**SUPPLIED DATA:**
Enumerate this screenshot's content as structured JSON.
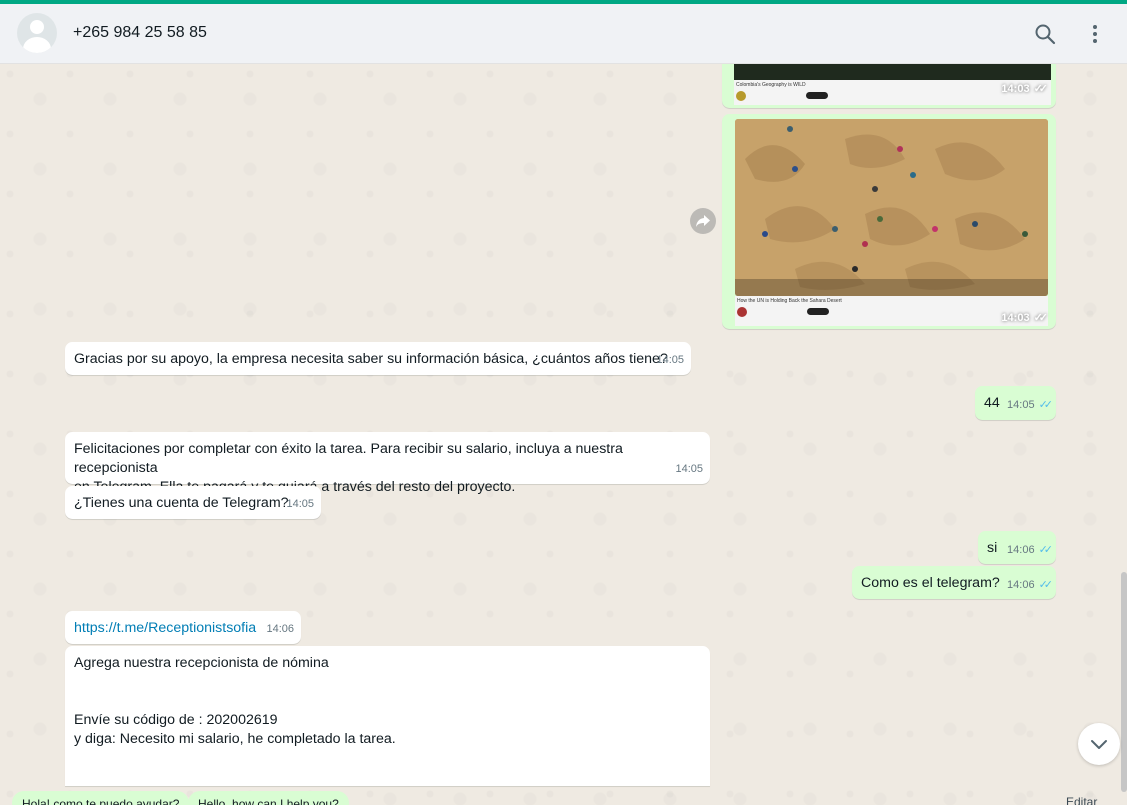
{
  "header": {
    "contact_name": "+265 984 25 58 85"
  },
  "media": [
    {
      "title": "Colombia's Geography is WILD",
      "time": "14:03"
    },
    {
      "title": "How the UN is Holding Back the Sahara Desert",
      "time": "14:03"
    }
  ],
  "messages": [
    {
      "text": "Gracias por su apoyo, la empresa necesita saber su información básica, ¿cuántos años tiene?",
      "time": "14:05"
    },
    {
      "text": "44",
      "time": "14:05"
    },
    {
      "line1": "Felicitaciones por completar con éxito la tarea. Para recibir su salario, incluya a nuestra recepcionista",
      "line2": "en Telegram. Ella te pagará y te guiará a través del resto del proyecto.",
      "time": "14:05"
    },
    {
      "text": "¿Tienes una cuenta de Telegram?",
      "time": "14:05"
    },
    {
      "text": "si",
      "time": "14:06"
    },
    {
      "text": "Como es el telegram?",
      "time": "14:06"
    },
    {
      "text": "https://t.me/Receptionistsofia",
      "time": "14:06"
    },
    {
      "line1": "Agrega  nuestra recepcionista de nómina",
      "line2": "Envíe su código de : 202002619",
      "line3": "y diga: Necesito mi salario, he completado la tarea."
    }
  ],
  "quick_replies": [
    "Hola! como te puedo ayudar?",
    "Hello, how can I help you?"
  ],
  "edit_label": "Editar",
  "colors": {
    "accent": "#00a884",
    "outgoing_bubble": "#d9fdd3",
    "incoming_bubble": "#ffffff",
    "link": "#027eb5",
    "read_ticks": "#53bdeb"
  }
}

**WORK INSTRUCTIONS:**
Copy, from the material above, each line in which the string "tarea" occurs.

**FULL ANSWER:**
      "line1": "Felicitaciones por completar con éxito la tarea. Para recibir su salario, incluya a nuestra recepcionista",
      "line3": "y diga: Necesito mi salario, he completado la tarea."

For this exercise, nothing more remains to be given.